··· Material supplied

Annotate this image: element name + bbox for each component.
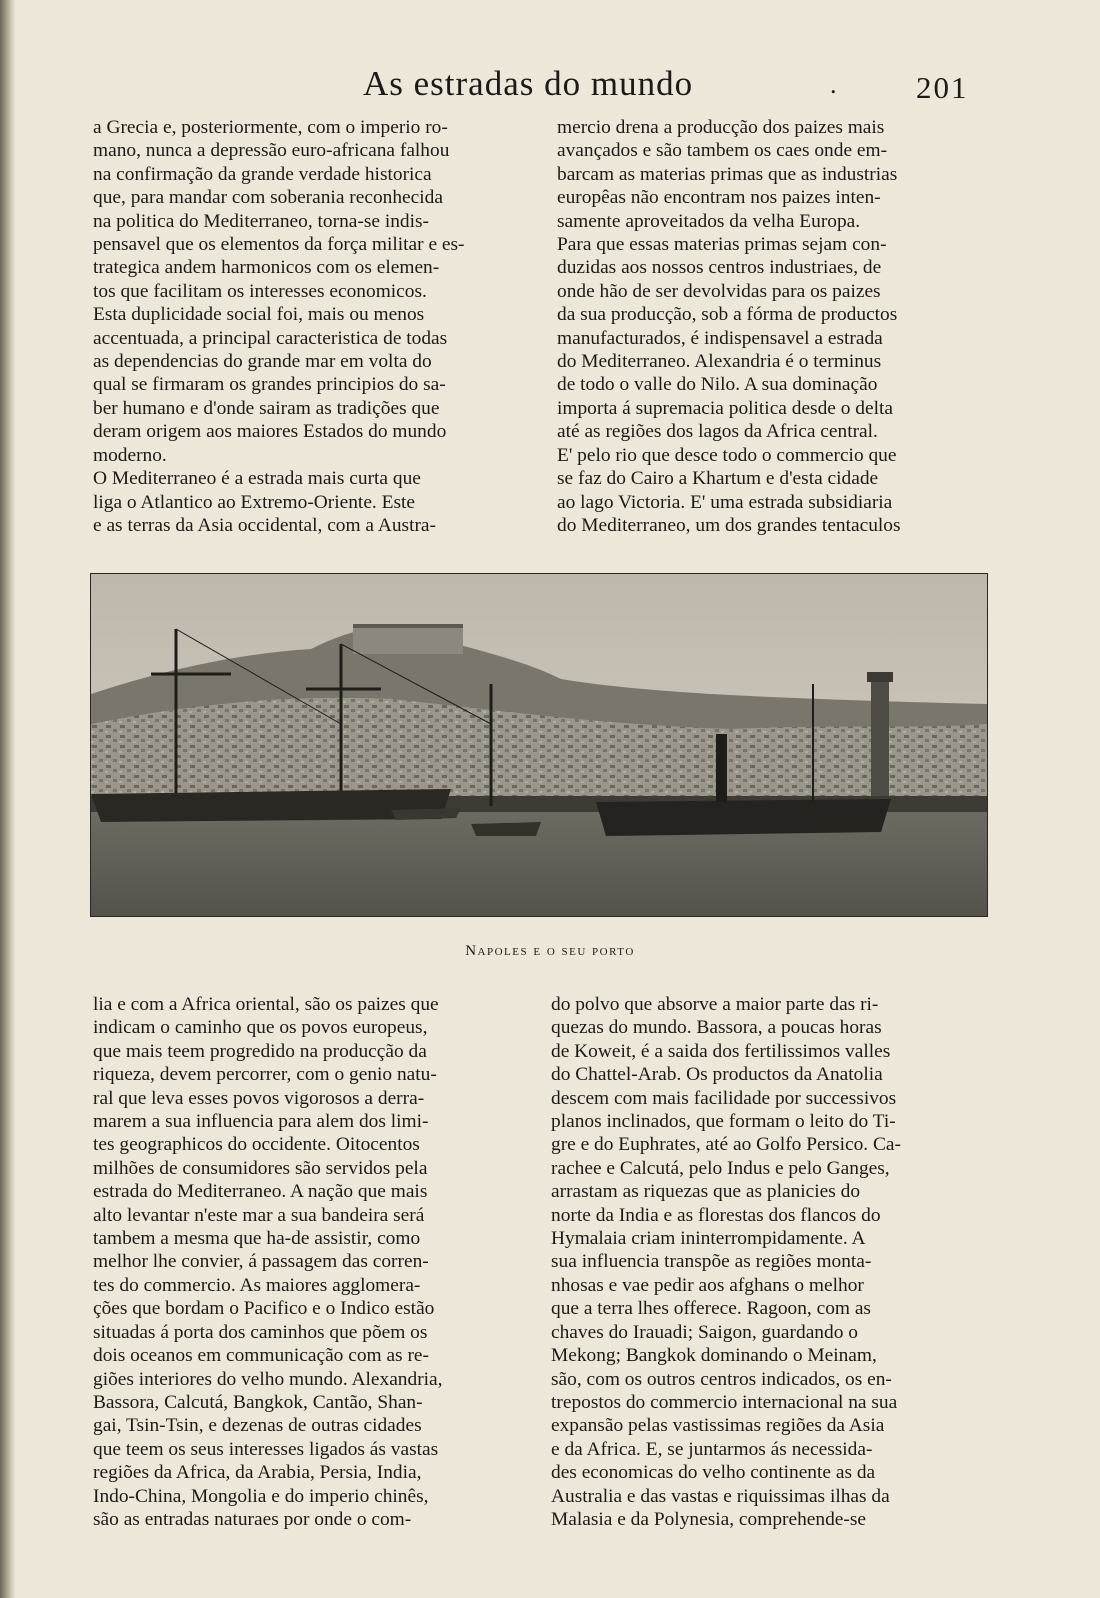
running-title: As estradas do mundo bbox=[363, 64, 694, 103]
steamer-hull bbox=[596, 799, 891, 836]
text-column-top-left: a Grecia e, posteriormente, com o imperio ro- mano, nunca a depressão euro-africana falhou na confirmação da grande verdade historica que, para mandar com soberania reconhecida na politica do Mediterraneo, torna-se indis- pensavel que os elementos da força militar e es- trategica andem harmonicos com os elemen- tos que facilitam os interesses economicos. Esta duplicidade social foi, mais ou menos accentuada, a principal caracteristica de todas as dependencias do grande mar em volta do qual se firmaram os grandes principios do sa- ber humano e d'onde sairam as tradições que deram origem aos maiores Estados do mundo moderno. O Mediterraneo é a estrada mais curta que liga o Atlantico ao Extremo-Oriente. Este e as terras da Asia occidental, com a Austra- bbox=[93, 117, 465, 536]
page-number: 201 bbox=[916, 70, 969, 105]
lighthouse bbox=[871, 679, 889, 799]
text-column-top-right: mercio drena a producção dos paizes mais avançados e são tambem os caes onde em- barcam as materias primas que as industrias europêas não encontram nos paizes inten- samente aproveitados da velha Europa. Para que essas materias primas sejam con- duzidas aos nossos centros industriaes, de onde hão de ser devolvidas para os paizes da sua producção, sob a fórma de productos manufacturados, é indispensavel a estrada do Mediterraneo. Alexandria é o terminus de todo o valle do Nilo. A sua dominação importa á supremacia politica desde o delta até as regiões dos lagos da Africa central. E' pelo rio que desce todo o commercio que se faz do Cairo a Khartum e d'esta cidade ao lago Victoria. E' uma estrada subsidiaria do Mediterraneo, um dos grandes tentaculos bbox=[557, 117, 901, 536]
running-head bbox=[0, 64, 1100, 110]
binding-shadow bbox=[0, 0, 16, 1598]
figure-caption: Napoles e o seu porto bbox=[465, 943, 635, 959]
steamer-funnel bbox=[716, 734, 727, 802]
naples-harbour-photo bbox=[90, 573, 988, 917]
hilltop-fortress bbox=[353, 626, 463, 654]
text-column-bottom-left: lia e com a Africa oriental, são os paizes que indicam o caminho que os povos europeus, que mais teem progredido na producção da riqueza, devem percorrer, com o genio natu- ral que leva esses povos vigorosos a derra- marem a sua influencia para alem dos limi- tes geographicos do occidente. Oitocentos milhões de consumidores são servidos pela estrada do Mediterraneo. A nação que mais alto levantar n'este mar a sua bandeira será tambem a mesma que ha-de assistir, como melhor lhe convier, á passagem das corren- tes do commercio. As maiores agglomera- ções que bordam o Pacifico e o Indico estão situadas á porta dos caminhos que põem os dois oceanos em communicação com as re- giões interiores do velho mundo. Alexandria, Bassora, Calcutá, Bangkok, Cantão, Shan- gai, Tsin-Tsin, e dezenas de outras cidades que teem os seus interesses ligados ás vastas regiões da Africa, da Arabia, Persia, India, Indo-China, Mongolia e do imperio chinês, são as entradas naturaes por onde o com- bbox=[93, 994, 443, 1530]
text-column-bottom-right: do polvo que absorve a maior parte das ri- quezas do mundo. Bassora, a poucas horas de Koweit, é a saida dos fertilissimos valles do Chattel-Arab. Os productos da Anatolia descem com mais facilidade por successivos planos inclinados, que formam o leito do Ti- gre e do Euphrates, até ao Golfo Persico. Ca- rachee e Calcutá, pelo Indus e pelo Ganges, arrastam as riquezas que as planicies do norte da India e as florestas dos flancos do Hymalaia criam ininterrompidamente. A sua influencia transpõe as regiões monta- nhosas e vae pedir aos afghans o melhor que a terra lhes offerece. Ragoon, com as chaves do Irauadi; Saigon, guardando o Mekong; Bangkok dominando o Meinam, são, com os outros centros indicados, os en- trepostos do commercio internacional na sua expansão pelas vastissimas regiões da Asia e da Africa. E, se juntarmos ás necessida- des economicas do velho continente as da Australia e das vastas e riquissimas ilhas da Malasia e da Polynesia, comprehende-se bbox=[551, 994, 901, 1530]
running-dot: . bbox=[830, 70, 837, 99]
small-boat bbox=[471, 822, 541, 836]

······

Exercise directions – Print every row above word for word, and leave the picture out of your answer.

Output –
Annotate this image: element name + bbox for each component.
running-title: As estradas do mundo bbox=[363, 64, 694, 103]
steamer-hull bbox=[596, 799, 891, 836]
text-column-top-left: a Grecia e, posteriormente, com o imperio ro- mano, nunca a depressão euro-africana falhou na confirmação da grande verdade historica que, para mandar com soberania reconhecida na politica do Mediterraneo, torna-se indis- pensavel que os elementos da força militar e es- trategica andem harmonicos com os elemen- tos que facilitam os interesses economicos. Esta duplicidade social foi, mais ou menos accentuada, a principal caracteristica de todas as dependencias do grande mar em volta do qual se firmaram os grandes principios do sa- ber humano e d'onde sairam as tradições que deram origem aos maiores Estados do mundo moderno. O Mediterraneo é a estrada mais curta que liga o Atlantico ao Extremo-Oriente. Este e as terras da Asia occidental, com a Austra- bbox=[93, 117, 465, 536]
page-number: 201 bbox=[916, 70, 969, 105]
lighthouse bbox=[871, 679, 889, 799]
text-column-top-right: mercio drena a producção dos paizes mais avançados e são tambem os caes onde em- barcam as materias primas que as industrias europêas não encontram nos paizes inten- samente aproveitados da velha Europa. Para que essas materias primas sejam con- duzidas aos nossos centros industriaes, de onde hão de ser devolvidas para os paizes da sua producção, sob a fórma de productos manufacturados, é indispensavel a estrada do Mediterraneo. Alexandria é o terminus de todo o valle do Nilo. A sua dominação importa á supremacia politica desde o delta até as regiões dos lagos da Africa central. E' pelo rio que desce todo o commercio que se faz do Cairo a Khartum e d'esta cidade ao lago Victoria. E' uma estrada subsidiaria do Mediterraneo, um dos grandes tentaculos bbox=[557, 117, 901, 536]
running-head bbox=[0, 64, 1100, 110]
binding-shadow bbox=[0, 0, 16, 1598]
figure-caption: Napoles e o seu porto bbox=[465, 943, 635, 959]
steamer-funnel bbox=[716, 734, 727, 802]
naples-harbour-photo bbox=[90, 573, 988, 917]
hilltop-fortress bbox=[353, 626, 463, 654]
text-column-bottom-left: lia e com a Africa oriental, são os paizes que indicam o caminho que os povos europeus, que mais teem progredido na producção da riqueza, devem percorrer, com o genio natu- ral que leva esses povos vigorosos a derra- marem a sua influencia para alem dos limi- tes geographicos do occidente. Oitocentos milhões de consumidores são servidos pela estrada do Mediterraneo. A nação que mais alto levantar n'este mar a sua bandeira será tambem a mesma que ha-de assistir, como melhor lhe convier, á passagem das corren- tes do commercio. As maiores agglomera- ções que bordam o Pacifico e o Indico estão situadas á porta dos caminhos que põem os dois oceanos em communicação com as re- giões interiores do velho mundo. Alexandria, Bassora, Calcutá, Bangkok, Cantão, Shan- gai, Tsin-Tsin, e dezenas de outras cidades que teem os seus interesses ligados ás vastas regiões da Africa, da Arabia, Persia, India, Indo-China, Mongolia e do imperio chinês, são as entradas naturaes por onde o com- bbox=[93, 994, 443, 1530]
text-column-bottom-right: do polvo que absorve a maior parte das ri- quezas do mundo. Bassora, a poucas horas de Koweit, é a saida dos fertilissimos valles do Chattel-Arab. Os productos da Anatolia descem com mais facilidade por successivos planos inclinados, que formam o leito do Ti- gre e do Euphrates, até ao Golfo Persico. Ca- rachee e Calcutá, pelo Indus e pelo Ganges, arrastam as riquezas que as planicies do norte da India e as florestas dos flancos do Hymalaia criam ininterrompidamente. A sua influencia transpõe as regiões monta- nhosas e vae pedir aos afghans o melhor que a terra lhes offerece. Ragoon, com as chaves do Irauadi; Saigon, guardando o Mekong; Bangkok dominando o Meinam, são, com os outros centros indicados, os en- trepostos do commercio internacional na sua expansão pelas vastissimas regiões da Asia e da Africa. E, se juntarmos ás necessida- des economicas do velho continente as da Australia e das vastas e riquissimas ilhas da Malasia e da Polynesia, comprehende-se bbox=[551, 994, 901, 1530]
running-dot: . bbox=[830, 70, 837, 99]
small-boat bbox=[471, 822, 541, 836]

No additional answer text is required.